(Aim of the exercise):
Check each line of the data below for the word "label", then extract the ones that have it.

##### Records to process

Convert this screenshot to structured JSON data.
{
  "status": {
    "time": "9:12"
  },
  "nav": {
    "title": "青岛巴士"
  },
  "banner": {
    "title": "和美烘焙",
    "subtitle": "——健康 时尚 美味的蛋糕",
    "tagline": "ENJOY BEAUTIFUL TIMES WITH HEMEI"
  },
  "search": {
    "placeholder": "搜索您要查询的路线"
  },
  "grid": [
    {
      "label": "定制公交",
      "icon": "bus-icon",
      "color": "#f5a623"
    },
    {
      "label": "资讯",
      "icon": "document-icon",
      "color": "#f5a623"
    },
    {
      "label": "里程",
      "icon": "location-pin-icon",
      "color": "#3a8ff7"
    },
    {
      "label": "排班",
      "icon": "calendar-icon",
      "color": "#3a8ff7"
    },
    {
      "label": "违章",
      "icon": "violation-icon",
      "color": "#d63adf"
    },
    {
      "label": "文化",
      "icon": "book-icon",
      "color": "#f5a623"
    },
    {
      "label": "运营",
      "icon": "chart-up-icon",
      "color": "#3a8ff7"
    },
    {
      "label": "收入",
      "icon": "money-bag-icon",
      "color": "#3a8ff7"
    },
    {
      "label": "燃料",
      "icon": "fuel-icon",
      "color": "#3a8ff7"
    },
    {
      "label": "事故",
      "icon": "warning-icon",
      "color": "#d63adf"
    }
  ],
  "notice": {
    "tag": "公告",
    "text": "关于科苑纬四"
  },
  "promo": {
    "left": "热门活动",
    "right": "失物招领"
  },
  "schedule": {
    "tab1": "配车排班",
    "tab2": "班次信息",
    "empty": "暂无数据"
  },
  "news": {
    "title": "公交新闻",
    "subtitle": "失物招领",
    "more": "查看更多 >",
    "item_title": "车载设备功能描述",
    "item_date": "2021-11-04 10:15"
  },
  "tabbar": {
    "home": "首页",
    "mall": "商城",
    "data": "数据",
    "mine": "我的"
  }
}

##########

(Exercise response):
      "label": "定制公交",
      "label": "资讯",
      "label": "里程",
      "label": "排班",
      "label": "违章",
      "label": "文化",
      "label": "运营",
      "label": "收入",
      "label": "燃料",
      "label": "事故",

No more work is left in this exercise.